O “Vale Tudo” de Temer para entregar a Petrobrás

Para continuar o desmonte da Petrobrás e de outras estatais,  o governo Temer quer botar uma camisa de força no Judiciário. 

O Sindipetro-RJ conversou com a advogada, Raquel Sousa, que representa a Federação Nacional dos Petroleiros (FNP), contra as vendas de ativos da Petrobrás em seu processo de “desinvestimentos” aplicado desde os tempos de Aldemir Bendine em 2015. Raquel Sousa é autora de 90% das ações contra o desmonte da Petrobrás e conseguiu impedir várias tentativas da privatização pretendida pelos vendilhões do governo Temer. Ela esmiuçou literalmente essas verdadeiras “chicanas” jurídicas e legislativas que têm por objetivo entregar o patrimônio do Brasil.

Com objetivo de  impor o projeto de privatização dos ativos da Petrobrás, o governo Temer usou e usa de subterfúgios jurídicos e legislativos para limitar a atuação do Poder Judiciário em possíveis ações de suspensão das negociatas que pulverizam a preço de banana o patrimônio da maior empresa do Brasil.

» **Entradas de dados**
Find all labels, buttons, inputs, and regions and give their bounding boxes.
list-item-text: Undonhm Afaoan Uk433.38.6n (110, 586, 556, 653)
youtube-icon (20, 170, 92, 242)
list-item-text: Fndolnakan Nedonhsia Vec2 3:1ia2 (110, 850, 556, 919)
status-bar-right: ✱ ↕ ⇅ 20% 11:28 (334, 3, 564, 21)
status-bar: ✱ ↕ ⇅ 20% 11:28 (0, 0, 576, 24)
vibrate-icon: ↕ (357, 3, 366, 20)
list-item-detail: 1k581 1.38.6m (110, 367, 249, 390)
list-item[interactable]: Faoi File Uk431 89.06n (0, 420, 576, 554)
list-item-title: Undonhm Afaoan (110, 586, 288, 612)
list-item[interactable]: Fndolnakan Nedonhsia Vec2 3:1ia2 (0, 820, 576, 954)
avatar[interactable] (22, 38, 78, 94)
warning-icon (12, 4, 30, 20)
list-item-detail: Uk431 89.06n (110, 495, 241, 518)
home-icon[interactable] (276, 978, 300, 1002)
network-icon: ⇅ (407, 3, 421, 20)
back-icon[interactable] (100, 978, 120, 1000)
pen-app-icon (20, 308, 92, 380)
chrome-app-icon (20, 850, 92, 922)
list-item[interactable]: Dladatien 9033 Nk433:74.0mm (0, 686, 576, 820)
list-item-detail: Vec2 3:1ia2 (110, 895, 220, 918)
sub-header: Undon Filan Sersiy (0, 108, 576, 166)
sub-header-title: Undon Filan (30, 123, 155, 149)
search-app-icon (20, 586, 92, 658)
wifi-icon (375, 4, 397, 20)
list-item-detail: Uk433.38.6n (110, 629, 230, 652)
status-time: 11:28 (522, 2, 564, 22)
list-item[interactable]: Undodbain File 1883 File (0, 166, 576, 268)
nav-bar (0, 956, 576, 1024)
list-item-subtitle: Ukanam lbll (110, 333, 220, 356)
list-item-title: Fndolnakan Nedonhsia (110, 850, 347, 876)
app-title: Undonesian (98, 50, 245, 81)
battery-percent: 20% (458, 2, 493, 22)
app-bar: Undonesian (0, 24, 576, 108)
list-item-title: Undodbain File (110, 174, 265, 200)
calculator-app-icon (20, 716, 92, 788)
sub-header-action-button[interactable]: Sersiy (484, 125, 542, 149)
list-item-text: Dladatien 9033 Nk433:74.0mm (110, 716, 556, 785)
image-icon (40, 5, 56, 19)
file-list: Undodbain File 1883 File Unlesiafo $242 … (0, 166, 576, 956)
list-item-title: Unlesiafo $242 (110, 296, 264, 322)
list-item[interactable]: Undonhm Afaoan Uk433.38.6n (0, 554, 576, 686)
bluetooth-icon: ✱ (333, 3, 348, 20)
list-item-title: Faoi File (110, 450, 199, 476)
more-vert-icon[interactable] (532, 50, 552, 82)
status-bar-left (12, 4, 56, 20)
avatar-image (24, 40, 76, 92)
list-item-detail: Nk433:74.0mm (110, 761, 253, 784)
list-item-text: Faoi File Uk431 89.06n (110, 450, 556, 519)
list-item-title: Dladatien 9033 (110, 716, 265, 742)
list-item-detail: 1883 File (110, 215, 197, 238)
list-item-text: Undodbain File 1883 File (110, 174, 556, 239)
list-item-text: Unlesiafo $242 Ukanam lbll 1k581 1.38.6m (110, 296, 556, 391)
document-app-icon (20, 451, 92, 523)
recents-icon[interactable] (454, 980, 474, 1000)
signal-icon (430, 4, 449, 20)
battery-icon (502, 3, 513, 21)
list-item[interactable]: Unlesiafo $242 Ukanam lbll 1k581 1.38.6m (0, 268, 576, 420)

» **Tarefas do exercício**
1) Responda com base no texto sobre a Petrobrás:
(a) O que o governo Temer quer botar no Judiciário?
(b) Que entidade a advogada Raquel Sousa representa?
(c) Qual parcela das ações contra o desmonte da Petrobrás tem Raquel Sousa como autora?
2) Dê sequência ao texto sobre a Petrobrás a partir do ponto em que ele termina.
As entradas foram tiradas de outra fonte.

» **Respostas às tarefas**
1)
(a) Uma camisa de força.
(b) A Federação Nacional dos Petroleiros (FNP).
(c) 90%.

2)
Para termos uma ideia de como isso está sendo feito, relembremos que em uma sequencia de três dias, o governo Temer, no último mês de abril , tomou três medidas que visavam acelerar o processo de desmonte da Petrobrás e tentar colocar literalmente uma “camisa de força” no Judiciário.

Na sequência do mês de abril foram tomadas as seguintes medidas: no dia 25 foi promulgada a LINDB – Lei de Introdução ao Direito Brasileiro, uma lei que tira do Judiciário o poder de decidir contra o governo. Em 26 de abril entra em vigor o Decreto 9.355/18, que regulamenta o processo de desinvestimentos da Petrobrás; e por fim, no dia 27, Michel Temer e o então presidente da Petrobrás, Pedro Parente, anunciaram a venda de refinarias da Petrobrás. Além disso, atualmente, tramita na CCJ da Câmara dos Deputados ,o  PL 7.104/17 que também protege o governo de medidas judiciais que vão de encontro aos seus interesses.

Sindipetro-RJ – Como você avalia a aprovação de um projeto na CCJ da Câmara dos Deputados no último dia 5 de julho que impede ministro do STF de suspender lei por decisão individual, e como isso pode atrapalhar a luta para suspender a venda dos ativos da Petrobrás?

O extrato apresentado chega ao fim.